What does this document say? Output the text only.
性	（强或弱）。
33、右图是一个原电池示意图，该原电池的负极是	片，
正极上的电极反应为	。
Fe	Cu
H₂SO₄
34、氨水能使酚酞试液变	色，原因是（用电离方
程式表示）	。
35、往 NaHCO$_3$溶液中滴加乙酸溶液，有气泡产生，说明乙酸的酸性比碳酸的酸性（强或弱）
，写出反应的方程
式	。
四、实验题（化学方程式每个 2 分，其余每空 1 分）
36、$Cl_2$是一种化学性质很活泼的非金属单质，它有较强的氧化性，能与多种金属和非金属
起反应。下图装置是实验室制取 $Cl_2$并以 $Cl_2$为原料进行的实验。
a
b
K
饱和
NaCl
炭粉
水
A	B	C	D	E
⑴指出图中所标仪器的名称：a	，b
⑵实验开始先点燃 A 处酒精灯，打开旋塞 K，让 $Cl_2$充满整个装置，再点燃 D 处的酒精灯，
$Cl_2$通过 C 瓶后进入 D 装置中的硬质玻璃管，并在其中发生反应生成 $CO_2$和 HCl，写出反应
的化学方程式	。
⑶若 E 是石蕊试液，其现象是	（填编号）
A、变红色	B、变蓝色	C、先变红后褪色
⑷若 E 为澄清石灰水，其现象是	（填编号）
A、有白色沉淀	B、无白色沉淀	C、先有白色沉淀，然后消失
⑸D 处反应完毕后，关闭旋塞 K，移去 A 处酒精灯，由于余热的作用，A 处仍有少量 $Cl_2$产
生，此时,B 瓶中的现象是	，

□ □ □ □ □ □ □

**Work required:** Exactly reproduce every line of the records.

**Answer below:**
What does this document say? Output the text only.
性	（强或弱）。
33、右图是一个原电池示意图，该原电池的负极是	片，
正极上的电极反应为	。
Fe	Cu
H₂SO₄
34、氨水能使酚酞试液变	色，原因是（用电离方
程式表示）	。
35、往 NaHCO$_3$溶液中滴加乙酸溶液，有气泡产生，说明乙酸的酸性比碳酸的酸性（强或弱）
，写出反应的方程
式	。
四、实验题（化学方程式每个 2 分，其余每空 1 分）
36、$Cl_2$是一种化学性质很活泼的非金属单质，它有较强的氧化性，能与多种金属和非金属
起反应。下图装置是实验室制取 $Cl_2$并以 $Cl_2$为原料进行的实验。
a
b
K
饱和
NaCl
炭粉
水
A	B	C	D	E
⑴指出图中所标仪器的名称：a	，b
⑵实验开始先点燃 A 处酒精灯，打开旋塞 K，让 $Cl_2$充满整个装置，再点燃 D 处的酒精灯，
$Cl_2$通过 C 瓶后进入 D 装置中的硬质玻璃管，并在其中发生反应生成 $CO_2$和 HCl，写出反应
的化学方程式	。
⑶若 E 是石蕊试液，其现象是	（填编号）
A、变红色	B、变蓝色	C、先变红后褪色
⑷若 E 为澄清石灰水，其现象是	（填编号）
A、有白色沉淀	B、无白色沉淀	C、先有白色沉淀，然后消失
⑸D 处反应完毕后，关闭旋塞 K，移去 A 处酒精灯，由于余热的作用，A 处仍有少量 $Cl_2$产
生，此时,B 瓶中的现象是	，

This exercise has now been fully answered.